┏━━

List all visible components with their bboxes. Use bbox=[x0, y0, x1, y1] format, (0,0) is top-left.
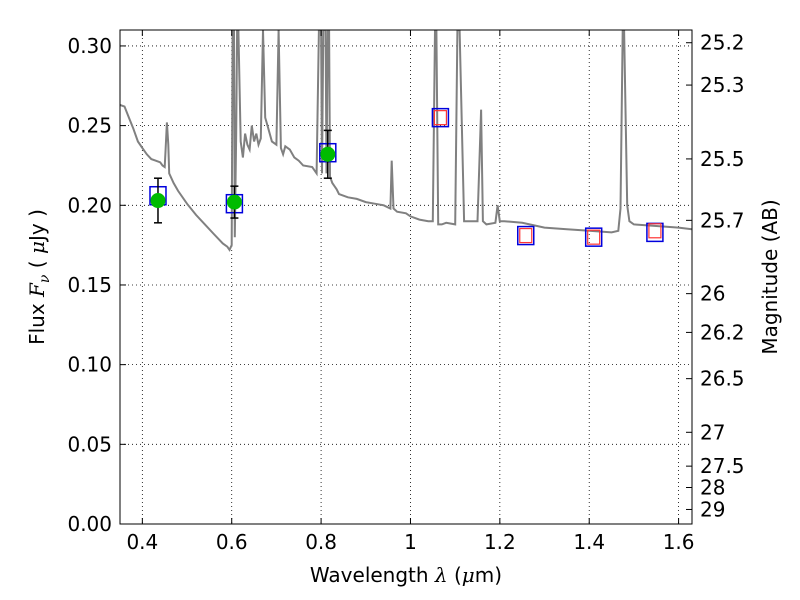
x-tick-label: 1 bbox=[404, 530, 417, 554]
y-axis-title: Flux Fν ( μJy ) bbox=[25, 209, 53, 345]
x-tick-label: 1.6 bbox=[663, 530, 695, 554]
observed-flux-point bbox=[320, 146, 336, 162]
observed-flux-point bbox=[150, 193, 166, 209]
y-tick-label: 0.05 bbox=[67, 432, 112, 456]
plot-frame bbox=[119, 29, 693, 525]
y2-tick-label: 26.5 bbox=[700, 367, 745, 391]
observed-flux-point bbox=[226, 194, 242, 210]
predicted-flux-red-square bbox=[433, 110, 448, 126]
y2-axis-title: Magnitude (AB) bbox=[758, 199, 782, 354]
x-tick-label: 1.4 bbox=[573, 530, 605, 554]
y-tick-label: 0.20 bbox=[67, 193, 112, 217]
grid-lines bbox=[120, 30, 692, 525]
predicted-flux-blue-square bbox=[431, 107, 450, 128]
x-tick-label: 0.4 bbox=[126, 530, 158, 554]
predicted-flux-red-square bbox=[648, 223, 662, 239]
y2-tick-label: 25.3 bbox=[700, 73, 745, 97]
x-axis: 0.4 0.6 0.8 1 1.2 1.4 1.6 bbox=[126, 30, 695, 554]
y2-tick-label: 25.2 bbox=[700, 31, 745, 55]
predicted-flux-blue-square bbox=[517, 225, 535, 246]
model-spectrum-line bbox=[120, 30, 692, 252]
y-axis: 0.00 0.05 0.10 0.15 0.20 0.25 0.30 bbox=[67, 34, 126, 536]
y-tick-label: 0.00 bbox=[67, 512, 112, 536]
y2-tick-label: 26 bbox=[700, 282, 725, 306]
y-tick-label: 0.15 bbox=[67, 273, 112, 297]
y2-tick-label: 29 bbox=[700, 497, 725, 521]
y-tick-label: 0.30 bbox=[67, 34, 112, 58]
y2-tick-label: 25.7 bbox=[700, 208, 745, 232]
y-tick-label: 0.25 bbox=[67, 114, 112, 138]
y2-tick-label: 27 bbox=[700, 420, 725, 444]
y2-tick-label: 28 bbox=[700, 475, 725, 499]
x-tick-label: 0.8 bbox=[305, 530, 337, 554]
predicted-flux-red-square bbox=[587, 229, 601, 245]
y2-tick-label: 25.5 bbox=[700, 147, 745, 171]
y2-tick-label: 27.5 bbox=[700, 454, 745, 478]
x-axis-title: Wavelength λ (μm) bbox=[310, 563, 502, 587]
predicted-flux-red-square bbox=[519, 227, 533, 244]
y-tick-label: 0.10 bbox=[67, 353, 112, 377]
plot-area bbox=[120, 30, 692, 252]
x-tick-label: 0.6 bbox=[216, 530, 248, 554]
y2-tick-label: 26.2 bbox=[700, 320, 745, 344]
x-tick-label: 1.2 bbox=[484, 530, 516, 554]
predicted-flux-blue-square bbox=[584, 227, 603, 247]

┗━━

> [Stated exercise] Please rewrite the material above with each "observed-flux-point" changed to "measured-flux-point" and everything else kept the same. Leave the picture out of your answer.

> [The output]
List all visible components with their bboxes. Use bbox=[x0, y0, x1, y1] format, (0,0) is top-left.
x-tick-label: 1 bbox=[404, 530, 417, 554]
y-axis-title: Flux Fν ( μJy ) bbox=[25, 209, 53, 345]
x-tick-label: 1.6 bbox=[663, 530, 695, 554]
measured-flux-point bbox=[320, 146, 336, 162]
measured-flux-point bbox=[150, 193, 166, 209]
y-tick-label: 0.05 bbox=[67, 432, 112, 456]
plot-frame bbox=[119, 29, 693, 525]
y2-tick-label: 26.5 bbox=[700, 367, 745, 391]
measured-flux-point bbox=[226, 194, 242, 210]
predicted-flux-red-square bbox=[433, 110, 448, 126]
y2-axis-title: Magnitude (AB) bbox=[758, 199, 782, 354]
x-tick-label: 1.4 bbox=[573, 530, 605, 554]
y-tick-label: 0.20 bbox=[67, 193, 112, 217]
grid-lines bbox=[120, 30, 692, 525]
predicted-flux-blue-square bbox=[431, 107, 450, 128]
x-tick-label: 0.4 bbox=[126, 530, 158, 554]
predicted-flux-red-square bbox=[648, 223, 662, 239]
y2-tick-label: 25.3 bbox=[700, 73, 745, 97]
x-axis: 0.4 0.6 0.8 1 1.2 1.4 1.6 bbox=[126, 30, 695, 554]
y2-tick-label: 25.2 bbox=[700, 31, 745, 55]
predicted-flux-blue-square bbox=[517, 225, 535, 246]
model-spectrum-line bbox=[120, 30, 692, 252]
y-axis: 0.00 0.05 0.10 0.15 0.20 0.25 0.30 bbox=[67, 34, 126, 536]
y-tick-label: 0.00 bbox=[67, 512, 112, 536]
y2-tick-label: 26 bbox=[700, 282, 725, 306]
y-tick-label: 0.15 bbox=[67, 273, 112, 297]
y2-tick-label: 29 bbox=[700, 497, 725, 521]
y-tick-label: 0.30 bbox=[67, 34, 112, 58]
y2-tick-label: 25.7 bbox=[700, 208, 745, 232]
y-tick-label: 0.25 bbox=[67, 114, 112, 138]
y2-tick-label: 27 bbox=[700, 420, 725, 444]
y2-tick-label: 28 bbox=[700, 475, 725, 499]
x-tick-label: 0.8 bbox=[305, 530, 337, 554]
predicted-flux-red-square bbox=[587, 229, 601, 245]
y2-tick-label: 25.5 bbox=[700, 147, 745, 171]
y2-tick-label: 27.5 bbox=[700, 454, 745, 478]
x-axis-title: Wavelength λ (μm) bbox=[310, 563, 502, 587]
predicted-flux-red-square bbox=[519, 227, 533, 244]
y-tick-label: 0.10 bbox=[67, 353, 112, 377]
plot-area bbox=[120, 30, 692, 252]
x-tick-label: 0.6 bbox=[216, 530, 248, 554]
y2-tick-label: 26.2 bbox=[700, 320, 745, 344]
x-tick-label: 1.2 bbox=[484, 530, 516, 554]
predicted-flux-blue-square bbox=[584, 227, 603, 247]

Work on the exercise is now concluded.